**GIVEN EXERCISE:** Reproduce verbatim the part of the records that opens with their first line and closes with the line containing "user-name: You: [669, 80, 693, 96]", including both of those lines.

**RECORDS PROVIDED:**
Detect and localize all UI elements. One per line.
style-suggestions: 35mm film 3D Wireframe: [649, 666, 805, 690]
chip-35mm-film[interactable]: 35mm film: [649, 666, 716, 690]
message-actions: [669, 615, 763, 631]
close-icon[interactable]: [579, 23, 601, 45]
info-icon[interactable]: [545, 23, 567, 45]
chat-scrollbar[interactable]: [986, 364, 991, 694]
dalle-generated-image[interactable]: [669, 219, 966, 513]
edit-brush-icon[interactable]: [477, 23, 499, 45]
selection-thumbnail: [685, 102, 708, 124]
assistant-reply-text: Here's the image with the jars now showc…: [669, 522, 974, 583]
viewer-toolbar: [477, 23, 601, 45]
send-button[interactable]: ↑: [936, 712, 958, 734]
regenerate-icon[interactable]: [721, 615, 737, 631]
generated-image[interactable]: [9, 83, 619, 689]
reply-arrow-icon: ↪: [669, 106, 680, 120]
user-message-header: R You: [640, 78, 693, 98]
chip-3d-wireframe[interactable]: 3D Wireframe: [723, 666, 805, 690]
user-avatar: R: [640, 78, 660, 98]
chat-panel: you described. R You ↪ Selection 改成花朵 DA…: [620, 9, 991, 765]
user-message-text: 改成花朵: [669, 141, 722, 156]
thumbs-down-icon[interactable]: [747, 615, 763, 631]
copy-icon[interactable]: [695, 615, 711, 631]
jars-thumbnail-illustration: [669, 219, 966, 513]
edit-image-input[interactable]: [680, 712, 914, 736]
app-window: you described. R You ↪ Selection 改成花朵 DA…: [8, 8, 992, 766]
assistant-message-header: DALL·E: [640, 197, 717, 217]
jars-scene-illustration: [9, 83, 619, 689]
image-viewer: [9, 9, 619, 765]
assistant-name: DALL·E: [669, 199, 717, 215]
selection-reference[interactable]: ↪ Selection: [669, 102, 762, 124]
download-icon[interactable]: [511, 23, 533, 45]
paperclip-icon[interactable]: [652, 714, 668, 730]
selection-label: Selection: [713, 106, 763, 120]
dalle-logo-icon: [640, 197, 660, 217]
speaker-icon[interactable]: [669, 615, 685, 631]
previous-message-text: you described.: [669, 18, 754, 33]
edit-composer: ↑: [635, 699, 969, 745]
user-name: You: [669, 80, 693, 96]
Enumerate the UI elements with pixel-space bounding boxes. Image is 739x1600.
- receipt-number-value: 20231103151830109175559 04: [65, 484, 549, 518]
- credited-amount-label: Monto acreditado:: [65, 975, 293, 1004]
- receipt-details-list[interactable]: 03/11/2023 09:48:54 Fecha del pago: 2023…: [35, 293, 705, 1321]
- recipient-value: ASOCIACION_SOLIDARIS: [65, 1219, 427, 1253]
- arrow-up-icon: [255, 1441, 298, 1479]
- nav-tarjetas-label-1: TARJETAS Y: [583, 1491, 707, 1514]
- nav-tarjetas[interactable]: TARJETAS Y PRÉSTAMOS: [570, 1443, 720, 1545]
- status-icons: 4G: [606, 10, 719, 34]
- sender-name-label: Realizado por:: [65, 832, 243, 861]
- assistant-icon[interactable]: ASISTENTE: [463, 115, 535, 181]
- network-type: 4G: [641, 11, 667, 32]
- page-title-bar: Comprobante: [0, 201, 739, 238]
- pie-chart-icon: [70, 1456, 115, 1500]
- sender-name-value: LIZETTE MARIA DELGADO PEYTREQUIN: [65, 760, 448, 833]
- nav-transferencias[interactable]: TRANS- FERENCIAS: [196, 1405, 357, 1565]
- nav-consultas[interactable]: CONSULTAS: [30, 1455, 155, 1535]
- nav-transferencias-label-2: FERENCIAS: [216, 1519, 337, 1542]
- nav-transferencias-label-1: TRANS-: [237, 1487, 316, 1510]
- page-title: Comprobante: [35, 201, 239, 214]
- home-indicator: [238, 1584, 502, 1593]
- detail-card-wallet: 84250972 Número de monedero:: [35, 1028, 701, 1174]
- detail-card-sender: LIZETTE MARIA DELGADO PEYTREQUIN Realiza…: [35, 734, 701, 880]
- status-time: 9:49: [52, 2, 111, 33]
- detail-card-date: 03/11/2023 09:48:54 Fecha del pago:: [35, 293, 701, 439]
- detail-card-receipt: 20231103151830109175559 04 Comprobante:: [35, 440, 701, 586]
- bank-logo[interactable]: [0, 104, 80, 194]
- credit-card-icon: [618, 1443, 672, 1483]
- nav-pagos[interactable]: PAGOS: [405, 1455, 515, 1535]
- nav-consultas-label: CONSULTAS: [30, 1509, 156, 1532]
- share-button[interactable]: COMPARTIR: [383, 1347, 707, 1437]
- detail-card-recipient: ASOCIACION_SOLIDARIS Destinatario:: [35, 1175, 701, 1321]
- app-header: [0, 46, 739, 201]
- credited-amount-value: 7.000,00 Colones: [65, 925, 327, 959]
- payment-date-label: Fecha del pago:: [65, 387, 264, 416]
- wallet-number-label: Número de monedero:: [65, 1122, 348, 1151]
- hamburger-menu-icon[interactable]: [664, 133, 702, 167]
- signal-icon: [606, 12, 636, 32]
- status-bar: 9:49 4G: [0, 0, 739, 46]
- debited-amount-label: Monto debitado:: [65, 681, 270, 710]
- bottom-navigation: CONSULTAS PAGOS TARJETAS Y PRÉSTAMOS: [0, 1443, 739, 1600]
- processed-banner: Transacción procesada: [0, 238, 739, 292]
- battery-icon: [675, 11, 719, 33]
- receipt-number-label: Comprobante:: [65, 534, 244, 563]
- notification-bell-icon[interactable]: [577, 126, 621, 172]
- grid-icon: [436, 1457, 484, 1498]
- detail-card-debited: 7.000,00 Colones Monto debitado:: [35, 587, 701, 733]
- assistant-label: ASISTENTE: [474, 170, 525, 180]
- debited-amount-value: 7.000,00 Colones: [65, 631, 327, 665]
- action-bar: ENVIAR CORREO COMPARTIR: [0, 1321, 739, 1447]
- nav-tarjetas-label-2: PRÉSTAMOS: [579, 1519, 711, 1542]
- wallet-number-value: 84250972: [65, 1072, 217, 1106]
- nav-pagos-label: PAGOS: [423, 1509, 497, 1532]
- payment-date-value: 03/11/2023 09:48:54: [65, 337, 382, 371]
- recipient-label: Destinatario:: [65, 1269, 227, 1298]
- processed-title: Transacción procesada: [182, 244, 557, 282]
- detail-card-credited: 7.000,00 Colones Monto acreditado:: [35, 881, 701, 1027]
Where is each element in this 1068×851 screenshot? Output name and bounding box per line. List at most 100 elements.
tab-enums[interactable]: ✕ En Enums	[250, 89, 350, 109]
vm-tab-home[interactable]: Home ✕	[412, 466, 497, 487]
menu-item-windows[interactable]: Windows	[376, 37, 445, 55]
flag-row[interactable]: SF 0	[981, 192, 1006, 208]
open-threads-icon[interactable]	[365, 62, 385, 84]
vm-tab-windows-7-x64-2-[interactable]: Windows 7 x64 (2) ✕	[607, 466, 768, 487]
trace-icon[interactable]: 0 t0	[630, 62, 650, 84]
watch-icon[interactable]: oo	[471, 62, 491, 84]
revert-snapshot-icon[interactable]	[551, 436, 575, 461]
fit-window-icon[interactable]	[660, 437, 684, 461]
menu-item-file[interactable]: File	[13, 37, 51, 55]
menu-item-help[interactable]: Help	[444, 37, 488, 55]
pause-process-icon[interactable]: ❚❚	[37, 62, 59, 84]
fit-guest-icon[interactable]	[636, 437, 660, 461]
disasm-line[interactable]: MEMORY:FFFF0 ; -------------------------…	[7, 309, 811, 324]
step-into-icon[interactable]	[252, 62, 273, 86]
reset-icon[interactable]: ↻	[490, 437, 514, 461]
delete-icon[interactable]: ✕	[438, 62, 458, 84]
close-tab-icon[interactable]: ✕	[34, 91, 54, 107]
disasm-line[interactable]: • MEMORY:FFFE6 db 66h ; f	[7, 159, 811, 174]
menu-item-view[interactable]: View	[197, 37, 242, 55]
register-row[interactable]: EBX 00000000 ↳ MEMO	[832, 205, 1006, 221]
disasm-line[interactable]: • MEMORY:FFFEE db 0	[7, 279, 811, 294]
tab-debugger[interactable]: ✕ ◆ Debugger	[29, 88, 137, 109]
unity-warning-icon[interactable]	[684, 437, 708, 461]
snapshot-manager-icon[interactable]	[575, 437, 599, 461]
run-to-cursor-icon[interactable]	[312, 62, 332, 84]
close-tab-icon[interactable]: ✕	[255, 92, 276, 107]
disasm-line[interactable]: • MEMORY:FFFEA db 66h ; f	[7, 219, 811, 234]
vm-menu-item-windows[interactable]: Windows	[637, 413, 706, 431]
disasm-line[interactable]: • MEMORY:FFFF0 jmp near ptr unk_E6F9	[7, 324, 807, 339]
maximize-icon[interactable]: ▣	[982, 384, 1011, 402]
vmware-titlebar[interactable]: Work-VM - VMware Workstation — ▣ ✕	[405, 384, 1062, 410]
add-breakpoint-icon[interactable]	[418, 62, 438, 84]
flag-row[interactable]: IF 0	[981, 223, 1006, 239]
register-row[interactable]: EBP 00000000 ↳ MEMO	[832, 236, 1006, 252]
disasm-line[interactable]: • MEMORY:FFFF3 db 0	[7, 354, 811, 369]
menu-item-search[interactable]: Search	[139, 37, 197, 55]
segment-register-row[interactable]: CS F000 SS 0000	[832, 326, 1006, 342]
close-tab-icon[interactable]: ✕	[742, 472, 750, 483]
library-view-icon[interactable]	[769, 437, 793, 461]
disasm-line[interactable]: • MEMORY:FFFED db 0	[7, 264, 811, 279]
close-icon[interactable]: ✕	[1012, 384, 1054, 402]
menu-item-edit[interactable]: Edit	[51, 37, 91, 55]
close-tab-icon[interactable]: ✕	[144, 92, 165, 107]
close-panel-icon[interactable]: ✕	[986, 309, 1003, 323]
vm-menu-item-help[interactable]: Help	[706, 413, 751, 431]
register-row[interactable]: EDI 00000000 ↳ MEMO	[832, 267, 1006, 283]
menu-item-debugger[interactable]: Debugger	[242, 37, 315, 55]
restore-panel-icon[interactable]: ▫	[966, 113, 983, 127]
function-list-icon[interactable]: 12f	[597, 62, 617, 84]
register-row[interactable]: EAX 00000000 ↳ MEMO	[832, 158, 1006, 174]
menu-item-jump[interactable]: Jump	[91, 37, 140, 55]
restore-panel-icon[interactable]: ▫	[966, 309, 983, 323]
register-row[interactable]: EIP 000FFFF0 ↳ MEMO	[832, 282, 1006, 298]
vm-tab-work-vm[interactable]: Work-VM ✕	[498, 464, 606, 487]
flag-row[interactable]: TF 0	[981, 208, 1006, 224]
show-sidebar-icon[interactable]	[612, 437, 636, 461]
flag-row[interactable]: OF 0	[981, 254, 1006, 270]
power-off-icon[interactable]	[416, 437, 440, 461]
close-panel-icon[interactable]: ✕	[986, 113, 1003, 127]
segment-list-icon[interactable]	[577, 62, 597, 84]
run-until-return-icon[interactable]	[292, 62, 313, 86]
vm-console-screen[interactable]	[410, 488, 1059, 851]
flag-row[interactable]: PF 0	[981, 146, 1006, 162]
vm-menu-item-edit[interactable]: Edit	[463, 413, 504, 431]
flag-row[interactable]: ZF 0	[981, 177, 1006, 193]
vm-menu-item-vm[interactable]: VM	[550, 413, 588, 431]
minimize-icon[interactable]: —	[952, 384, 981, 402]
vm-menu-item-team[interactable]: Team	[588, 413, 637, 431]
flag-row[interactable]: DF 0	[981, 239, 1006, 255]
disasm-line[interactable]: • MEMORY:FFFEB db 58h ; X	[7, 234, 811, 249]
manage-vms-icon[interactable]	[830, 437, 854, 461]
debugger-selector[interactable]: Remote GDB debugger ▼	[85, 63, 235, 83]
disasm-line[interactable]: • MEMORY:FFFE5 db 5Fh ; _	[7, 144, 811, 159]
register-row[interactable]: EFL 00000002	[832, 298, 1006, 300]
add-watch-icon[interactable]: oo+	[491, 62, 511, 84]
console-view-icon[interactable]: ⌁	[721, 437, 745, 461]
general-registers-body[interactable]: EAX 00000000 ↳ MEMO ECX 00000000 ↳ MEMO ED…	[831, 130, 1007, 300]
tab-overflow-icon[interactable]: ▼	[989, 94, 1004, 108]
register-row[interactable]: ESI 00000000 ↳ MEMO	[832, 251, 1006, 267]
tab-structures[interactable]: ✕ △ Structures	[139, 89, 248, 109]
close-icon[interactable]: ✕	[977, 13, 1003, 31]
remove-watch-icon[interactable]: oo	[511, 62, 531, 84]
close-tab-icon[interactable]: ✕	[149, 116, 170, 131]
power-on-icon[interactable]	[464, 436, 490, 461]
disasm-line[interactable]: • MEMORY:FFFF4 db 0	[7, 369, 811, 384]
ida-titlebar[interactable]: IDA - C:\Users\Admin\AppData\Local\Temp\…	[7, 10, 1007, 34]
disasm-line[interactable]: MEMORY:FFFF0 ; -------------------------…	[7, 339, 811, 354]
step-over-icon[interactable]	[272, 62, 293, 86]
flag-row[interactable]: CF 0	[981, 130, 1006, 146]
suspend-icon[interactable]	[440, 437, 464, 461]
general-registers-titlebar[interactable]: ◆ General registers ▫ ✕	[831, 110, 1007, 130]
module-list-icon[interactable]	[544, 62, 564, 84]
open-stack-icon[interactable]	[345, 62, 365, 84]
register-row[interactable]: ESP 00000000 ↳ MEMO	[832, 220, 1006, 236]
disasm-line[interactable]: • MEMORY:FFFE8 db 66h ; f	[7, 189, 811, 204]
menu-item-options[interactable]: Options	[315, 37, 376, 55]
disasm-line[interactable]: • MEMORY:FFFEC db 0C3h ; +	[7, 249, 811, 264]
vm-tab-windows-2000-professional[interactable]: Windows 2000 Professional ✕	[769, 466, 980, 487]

**ANSWER:**
Detect and localize all UI elements. One per line.
style-suggestions: 35mm film 3D Wireframe: [649, 666, 805, 690]
chip-35mm-film[interactable]: 35mm film: [649, 666, 716, 690]
message-actions: [669, 615, 763, 631]
close-icon[interactable]: [579, 23, 601, 45]
info-icon[interactable]: [545, 23, 567, 45]
chat-scrollbar[interactable]: [986, 364, 991, 694]
dalle-generated-image[interactable]: [669, 219, 966, 513]
edit-brush-icon[interactable]: [477, 23, 499, 45]
selection-thumbnail: [685, 102, 708, 124]
assistant-reply-text: Here's the image with the jars now showc…: [669, 522, 974, 583]
viewer-toolbar: [477, 23, 601, 45]
send-button[interactable]: ↑: [936, 712, 958, 734]
regenerate-icon[interactable]: [721, 615, 737, 631]
generated-image[interactable]: [9, 83, 619, 689]
reply-arrow-icon: ↪: [669, 106, 680, 120]
user-message-header: R You: [640, 78, 693, 98]
chip-3d-wireframe[interactable]: 3D Wireframe: [723, 666, 805, 690]
user-avatar: R: [640, 78, 660, 98]
chat-panel: you described. R You ↪ Selection 改成花朵 DA…: [620, 9, 991, 765]
user-message-text: 改成花朵: [669, 141, 722, 156]
thumbs-down-icon[interactable]: [747, 615, 763, 631]
copy-icon[interactable]: [695, 615, 711, 631]
jars-thumbnail-illustration: [669, 219, 966, 513]
edit-image-input[interactable]: [680, 712, 914, 736]
app-window: you described. R You ↪ Selection 改成花朵 DA…: [8, 8, 992, 766]
assistant-message-header: DALL·E: [640, 197, 717, 217]
jars-scene-illustration: [9, 83, 619, 689]
image-viewer: [9, 9, 619, 765]
assistant-name: DALL·E: [669, 199, 717, 215]
selection-reference[interactable]: ↪ Selection: [669, 102, 762, 124]
download-icon[interactable]: [511, 23, 533, 45]
paperclip-icon[interactable]: [652, 714, 668, 730]
selection-label: Selection: [713, 106, 763, 120]
dalle-logo-icon: [640, 197, 660, 217]
speaker-icon[interactable]: [669, 615, 685, 631]
previous-message-text: you described.: [669, 18, 754, 33]
edit-composer: ↑: [635, 699, 969, 745]
user-name: You: [669, 80, 693, 96]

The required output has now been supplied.